--- START Records to process ---

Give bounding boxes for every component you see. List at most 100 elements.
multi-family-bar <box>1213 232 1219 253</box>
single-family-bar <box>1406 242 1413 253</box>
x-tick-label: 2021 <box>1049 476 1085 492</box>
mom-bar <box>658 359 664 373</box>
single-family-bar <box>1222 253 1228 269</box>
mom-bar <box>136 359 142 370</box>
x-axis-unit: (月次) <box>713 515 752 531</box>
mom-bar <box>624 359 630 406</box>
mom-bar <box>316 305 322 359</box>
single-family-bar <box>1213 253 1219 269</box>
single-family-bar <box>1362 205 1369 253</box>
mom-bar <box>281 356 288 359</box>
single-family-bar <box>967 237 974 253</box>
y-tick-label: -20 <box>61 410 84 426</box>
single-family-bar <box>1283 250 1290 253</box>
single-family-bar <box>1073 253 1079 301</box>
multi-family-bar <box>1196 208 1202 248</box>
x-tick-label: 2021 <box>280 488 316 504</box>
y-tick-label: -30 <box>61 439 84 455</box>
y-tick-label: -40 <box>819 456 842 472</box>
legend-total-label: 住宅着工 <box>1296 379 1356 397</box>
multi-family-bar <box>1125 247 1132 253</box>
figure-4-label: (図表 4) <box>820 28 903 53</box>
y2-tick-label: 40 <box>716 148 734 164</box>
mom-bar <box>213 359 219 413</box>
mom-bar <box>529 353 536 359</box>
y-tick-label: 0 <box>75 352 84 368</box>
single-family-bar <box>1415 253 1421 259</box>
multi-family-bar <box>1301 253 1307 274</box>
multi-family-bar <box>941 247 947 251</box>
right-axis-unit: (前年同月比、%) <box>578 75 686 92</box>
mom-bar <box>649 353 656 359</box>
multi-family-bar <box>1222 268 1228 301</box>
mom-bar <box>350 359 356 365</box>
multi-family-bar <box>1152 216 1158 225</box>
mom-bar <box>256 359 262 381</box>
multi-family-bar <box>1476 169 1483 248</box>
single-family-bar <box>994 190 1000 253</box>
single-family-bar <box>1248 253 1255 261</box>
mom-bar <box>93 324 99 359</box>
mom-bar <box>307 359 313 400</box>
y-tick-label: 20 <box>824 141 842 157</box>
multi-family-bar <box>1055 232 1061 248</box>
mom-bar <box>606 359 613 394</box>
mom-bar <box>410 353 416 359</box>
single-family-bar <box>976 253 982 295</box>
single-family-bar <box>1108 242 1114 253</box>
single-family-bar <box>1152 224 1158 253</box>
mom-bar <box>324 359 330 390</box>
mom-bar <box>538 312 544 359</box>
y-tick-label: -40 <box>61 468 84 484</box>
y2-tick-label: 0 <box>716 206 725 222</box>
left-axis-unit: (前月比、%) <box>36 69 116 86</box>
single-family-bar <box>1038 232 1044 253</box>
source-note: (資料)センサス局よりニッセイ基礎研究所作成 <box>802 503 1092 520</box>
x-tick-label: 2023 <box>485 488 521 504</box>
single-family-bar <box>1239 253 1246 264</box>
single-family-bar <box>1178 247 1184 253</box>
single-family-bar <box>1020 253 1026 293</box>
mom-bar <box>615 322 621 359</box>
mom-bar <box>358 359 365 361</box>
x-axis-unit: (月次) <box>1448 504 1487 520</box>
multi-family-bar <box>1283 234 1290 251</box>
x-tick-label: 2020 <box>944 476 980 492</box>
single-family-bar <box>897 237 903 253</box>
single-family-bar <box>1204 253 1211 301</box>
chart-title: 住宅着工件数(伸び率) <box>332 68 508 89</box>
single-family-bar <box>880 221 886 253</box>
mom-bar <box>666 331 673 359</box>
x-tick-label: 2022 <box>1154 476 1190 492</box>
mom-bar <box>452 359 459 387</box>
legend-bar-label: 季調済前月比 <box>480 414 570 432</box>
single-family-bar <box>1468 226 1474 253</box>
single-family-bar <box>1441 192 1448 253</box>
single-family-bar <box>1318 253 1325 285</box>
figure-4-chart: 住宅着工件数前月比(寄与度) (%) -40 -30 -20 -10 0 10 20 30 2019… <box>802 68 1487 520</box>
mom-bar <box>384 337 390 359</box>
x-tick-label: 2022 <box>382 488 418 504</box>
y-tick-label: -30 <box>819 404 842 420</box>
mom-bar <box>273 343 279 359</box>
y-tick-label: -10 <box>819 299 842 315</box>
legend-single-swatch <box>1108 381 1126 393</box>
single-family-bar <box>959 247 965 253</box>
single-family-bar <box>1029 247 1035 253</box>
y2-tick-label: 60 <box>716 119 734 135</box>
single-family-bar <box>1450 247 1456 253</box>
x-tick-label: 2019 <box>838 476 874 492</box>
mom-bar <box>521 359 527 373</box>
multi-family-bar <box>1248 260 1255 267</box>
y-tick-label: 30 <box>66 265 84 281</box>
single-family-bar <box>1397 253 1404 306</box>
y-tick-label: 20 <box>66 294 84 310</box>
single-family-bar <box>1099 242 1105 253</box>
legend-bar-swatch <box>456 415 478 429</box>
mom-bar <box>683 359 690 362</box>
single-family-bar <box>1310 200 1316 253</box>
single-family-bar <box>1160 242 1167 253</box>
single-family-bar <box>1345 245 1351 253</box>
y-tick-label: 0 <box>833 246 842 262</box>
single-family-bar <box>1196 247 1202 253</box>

--- END Records to process ---

What to work on → Quote the data exactly, from the start through the line containing "y-tick-label: -30 <box>61 439 84 455</box>".

Answer for the task →
Give bounding boxes for every component you see. List at most 100 elements.
multi-family-bar <box>1213 232 1219 253</box>
single-family-bar <box>1406 242 1413 253</box>
x-tick-label: 2021 <box>1049 476 1085 492</box>
mom-bar <box>658 359 664 373</box>
single-family-bar <box>1222 253 1228 269</box>
mom-bar <box>136 359 142 370</box>
x-axis-unit: (月次) <box>713 515 752 531</box>
mom-bar <box>624 359 630 406</box>
mom-bar <box>316 305 322 359</box>
single-family-bar <box>1213 253 1219 269</box>
single-family-bar <box>1362 205 1369 253</box>
mom-bar <box>281 356 288 359</box>
single-family-bar <box>967 237 974 253</box>
y-tick-label: -20 <box>61 410 84 426</box>
single-family-bar <box>1283 250 1290 253</box>
single-family-bar <box>1073 253 1079 301</box>
multi-family-bar <box>1196 208 1202 248</box>
x-tick-label: 2021 <box>280 488 316 504</box>
y-tick-label: -30 <box>61 439 84 455</box>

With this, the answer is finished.